> What you have to do
Your task is to copy the listing exactly. Drop any pictures from the copy.

> Given records

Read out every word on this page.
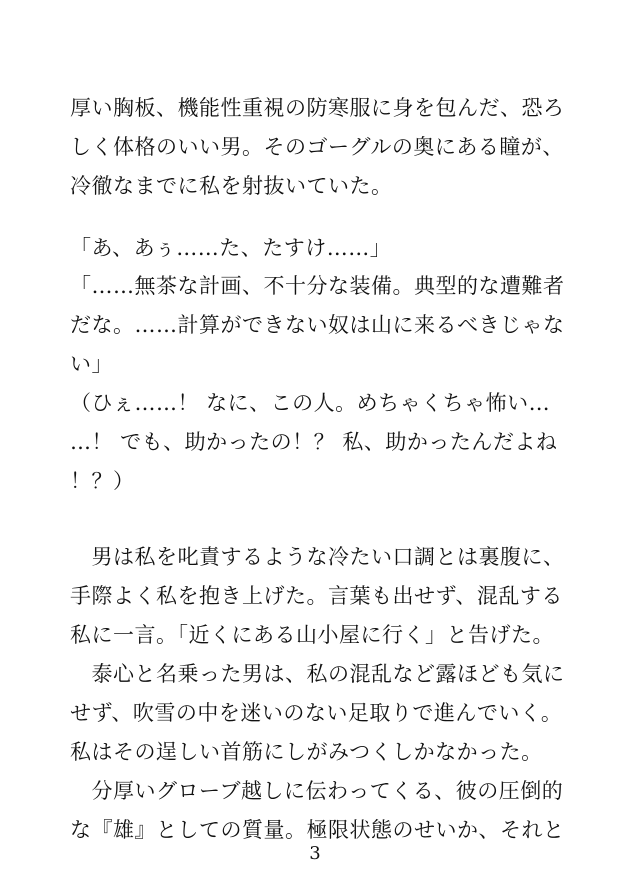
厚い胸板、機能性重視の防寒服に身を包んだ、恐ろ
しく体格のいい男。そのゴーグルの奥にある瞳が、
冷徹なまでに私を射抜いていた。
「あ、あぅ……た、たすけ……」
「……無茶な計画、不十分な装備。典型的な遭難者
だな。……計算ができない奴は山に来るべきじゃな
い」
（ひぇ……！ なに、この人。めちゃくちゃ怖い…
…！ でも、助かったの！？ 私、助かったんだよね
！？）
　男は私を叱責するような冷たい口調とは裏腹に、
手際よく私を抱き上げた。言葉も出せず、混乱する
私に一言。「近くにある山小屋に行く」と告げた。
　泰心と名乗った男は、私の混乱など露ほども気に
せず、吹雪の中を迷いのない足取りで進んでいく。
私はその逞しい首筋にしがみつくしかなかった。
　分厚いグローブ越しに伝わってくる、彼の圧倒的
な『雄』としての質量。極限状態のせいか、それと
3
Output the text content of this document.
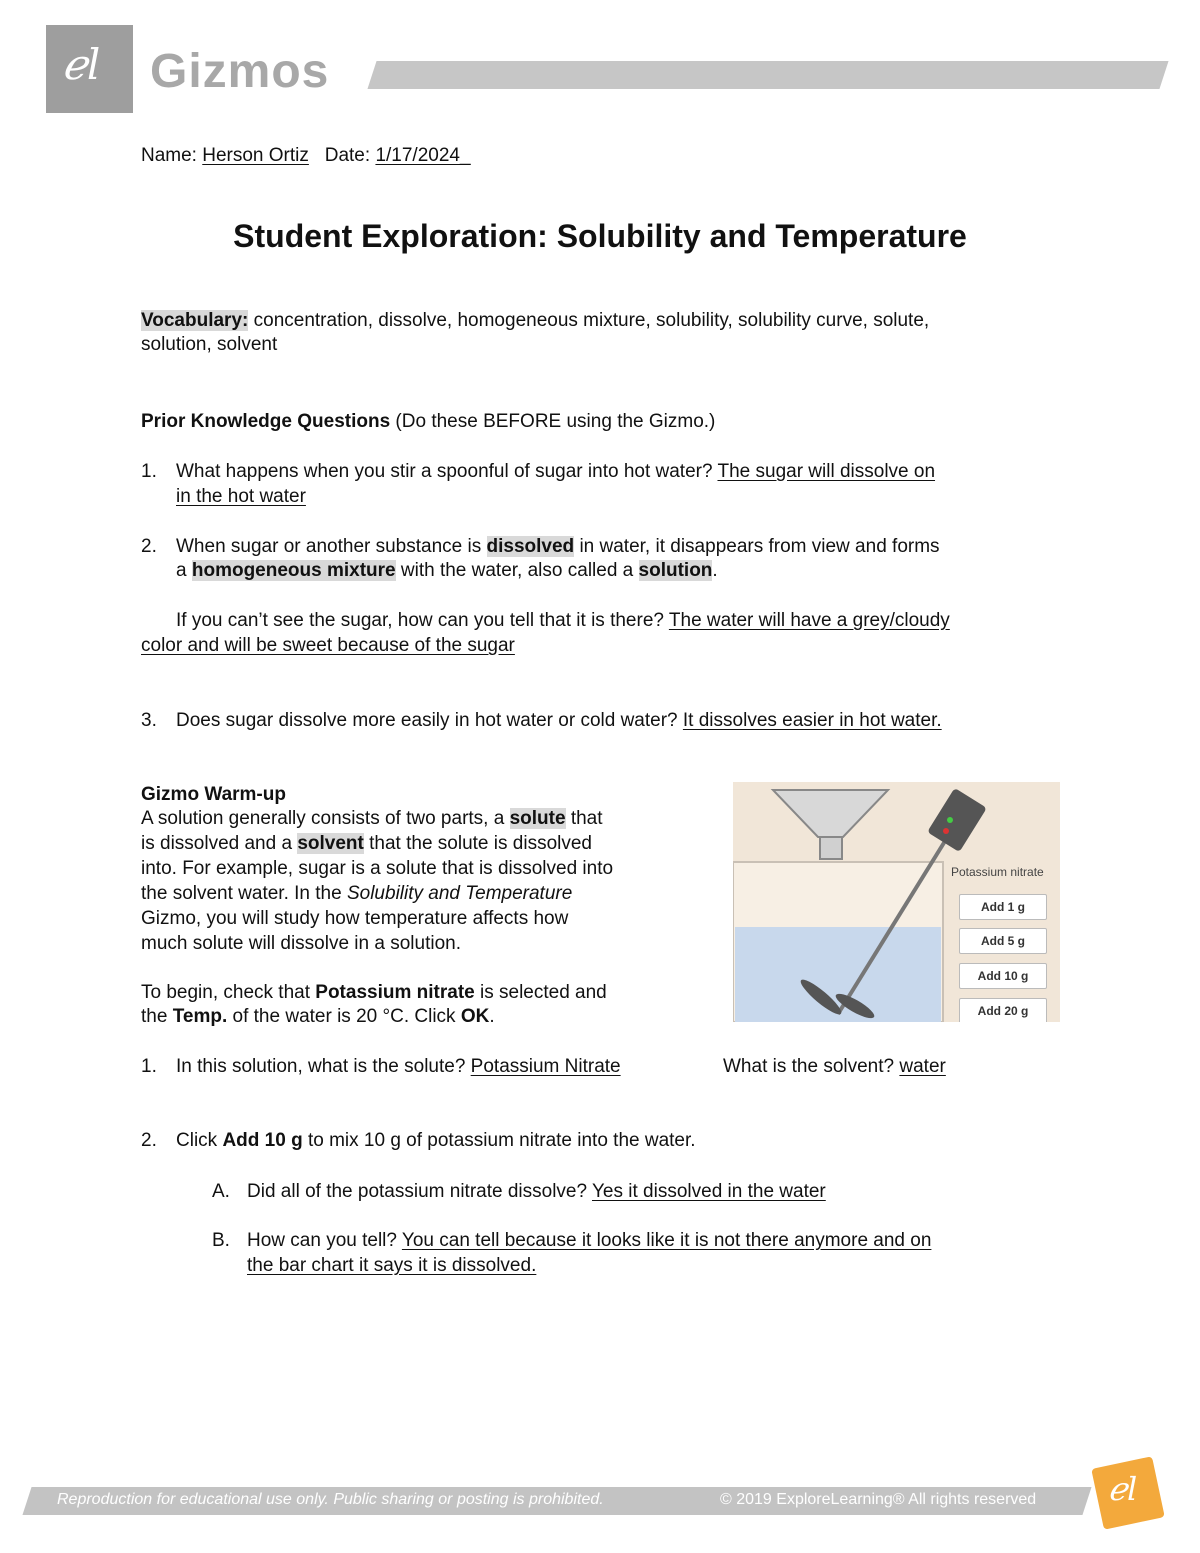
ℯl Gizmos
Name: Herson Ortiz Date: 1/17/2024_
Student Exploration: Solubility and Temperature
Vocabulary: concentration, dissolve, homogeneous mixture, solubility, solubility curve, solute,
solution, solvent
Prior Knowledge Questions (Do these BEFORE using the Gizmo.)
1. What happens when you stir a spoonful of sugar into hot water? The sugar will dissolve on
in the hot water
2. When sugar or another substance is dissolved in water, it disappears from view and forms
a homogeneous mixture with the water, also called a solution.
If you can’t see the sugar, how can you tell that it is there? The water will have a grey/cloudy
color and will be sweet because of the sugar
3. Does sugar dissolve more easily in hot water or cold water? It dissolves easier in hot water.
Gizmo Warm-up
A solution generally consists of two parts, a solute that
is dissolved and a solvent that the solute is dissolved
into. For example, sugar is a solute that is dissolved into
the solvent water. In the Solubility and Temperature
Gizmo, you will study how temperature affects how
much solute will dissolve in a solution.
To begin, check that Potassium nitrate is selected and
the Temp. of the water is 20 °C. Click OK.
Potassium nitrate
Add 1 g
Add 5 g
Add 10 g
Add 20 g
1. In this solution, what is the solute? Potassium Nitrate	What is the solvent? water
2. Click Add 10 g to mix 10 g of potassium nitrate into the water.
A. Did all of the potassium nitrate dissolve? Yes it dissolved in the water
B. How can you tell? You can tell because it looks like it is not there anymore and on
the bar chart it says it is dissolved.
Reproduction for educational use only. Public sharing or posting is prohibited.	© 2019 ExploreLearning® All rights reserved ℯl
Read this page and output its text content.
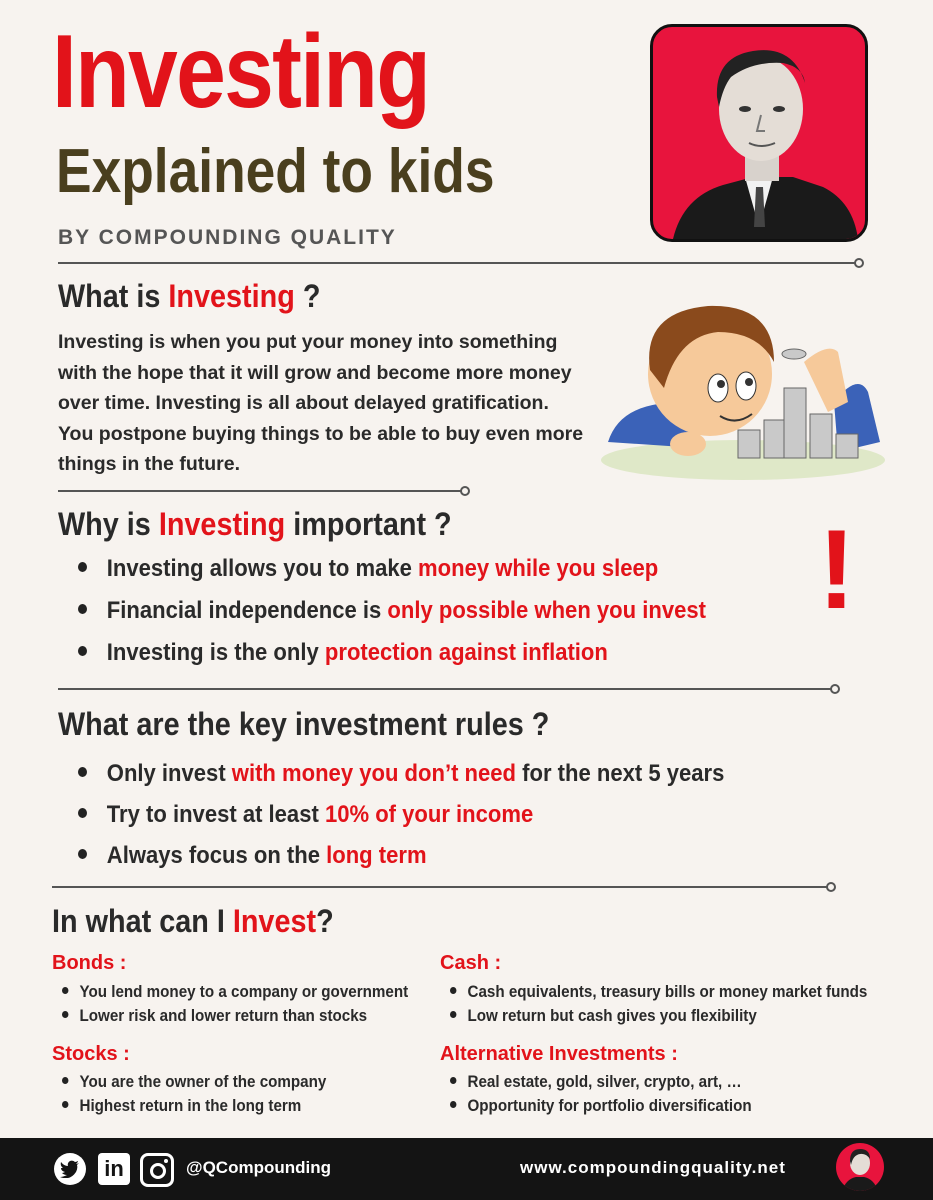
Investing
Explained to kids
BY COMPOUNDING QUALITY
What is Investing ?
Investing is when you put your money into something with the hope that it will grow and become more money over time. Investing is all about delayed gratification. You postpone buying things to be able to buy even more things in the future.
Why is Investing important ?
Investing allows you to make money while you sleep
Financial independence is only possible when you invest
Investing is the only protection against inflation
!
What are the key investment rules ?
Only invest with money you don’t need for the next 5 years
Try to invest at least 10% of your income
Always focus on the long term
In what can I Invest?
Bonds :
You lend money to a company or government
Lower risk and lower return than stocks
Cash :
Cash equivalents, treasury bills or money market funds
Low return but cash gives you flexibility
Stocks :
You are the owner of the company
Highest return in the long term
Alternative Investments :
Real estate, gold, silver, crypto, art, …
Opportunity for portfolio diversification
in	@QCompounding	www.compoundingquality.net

> Full answer
Read out every word on this page.
厚い胸板、機能性重視の防寒服に身を包んだ、恐ろ
しく体格のいい男。そのゴーグルの奥にある瞳が、
冷徹なまでに私を射抜いていた。
「あ、あぅ……た、たすけ……」
「……無茶な計画、不十分な装備。典型的な遭難者
だな。……計算ができない奴は山に来るべきじゃな
い」
（ひぇ……！ なに、この人。めちゃくちゃ怖い…
…！ でも、助かったの！？ 私、助かったんだよね
！？）
　男は私を叱責するような冷たい口調とは裏腹に、
手際よく私を抱き上げた。言葉も出せず、混乱する
私に一言。「近くにある山小屋に行く」と告げた。
　泰心と名乗った男は、私の混乱など露ほども気に
せず、吹雪の中を迷いのない足取りで進んでいく。
私はその逞しい首筋にしがみつくしかなかった。
　分厚いグローブ越しに伝わってくる、彼の圧倒的
な『雄』としての質量。極限状態のせいか、それと
3
Output the text content of this document.
ℯl Gizmos
Name: Herson Ortiz Date: 1/17/2024_
Student Exploration: Solubility and Temperature
Vocabulary: concentration, dissolve, homogeneous mixture, solubility, solubility curve, solute,
solution, solvent
Prior Knowledge Questions (Do these BEFORE using the Gizmo.)
1. What happens when you stir a spoonful of sugar into hot water? The sugar will dissolve on
in the hot water
2. When sugar or another substance is dissolved in water, it disappears from view and forms
a homogeneous mixture with the water, also called a solution.
If you can’t see the sugar, how can you tell that it is there? The water will have a grey/cloudy
color and will be sweet because of the sugar
3. Does sugar dissolve more easily in hot water or cold water? It dissolves easier in hot water.
Gizmo Warm-up
A solution generally consists of two parts, a solute that
is dissolved and a solvent that the solute is dissolved
into. For example, sugar is a solute that is dissolved into
the solvent water. In the Solubility and Temperature
Gizmo, you will study how temperature affects how
much solute will dissolve in a solution.
To begin, check that Potassium nitrate is selected and
the Temp. of the water is 20 °C. Click OK.
Potassium nitrate
Add 1 g
Add 5 g
Add 10 g
Add 20 g
1. In this solution, what is the solute? Potassium Nitrate	What is the solvent? water
2. Click Add 10 g to mix 10 g of potassium nitrate into the water.
A. Did all of the potassium nitrate dissolve? Yes it dissolved in the water
B. How can you tell? You can tell because it looks like it is not there anymore and on
the bar chart it says it is dissolved.
Reproduction for educational use only. Public sharing or posting is prohibited.	© 2019 ExploreLearning® All rights reserved ℯl
Read this page and output its text content.
Investing
Explained to kids
BY COMPOUNDING QUALITY
What is Investing ?
Investing is when you put your money into something with the hope that it will grow and become more money over time. Investing is all about delayed gratification. You postpone buying things to be able to buy even more things in the future.
Why is Investing important ?
Investing allows you to make money while you sleep
Financial independence is only possible when you invest
Investing is the only protection against inflation
!
What are the key investment rules ?
Only invest with money you don’t need for the next 5 years
Try to invest at least 10% of your income
Always focus on the long term
In what can I Invest?
Bonds :
You lend money to a company or government
Lower risk and lower return than stocks
Cash :
Cash equivalents, treasury bills or money market funds
Low return but cash gives you flexibility
Stocks :
You are the owner of the company
Highest return in the long term
Alternative Investments :
Real estate, gold, silver, crypto, art, …
Opportunity for portfolio diversification
in	@QCompounding	www.compoundingquality.net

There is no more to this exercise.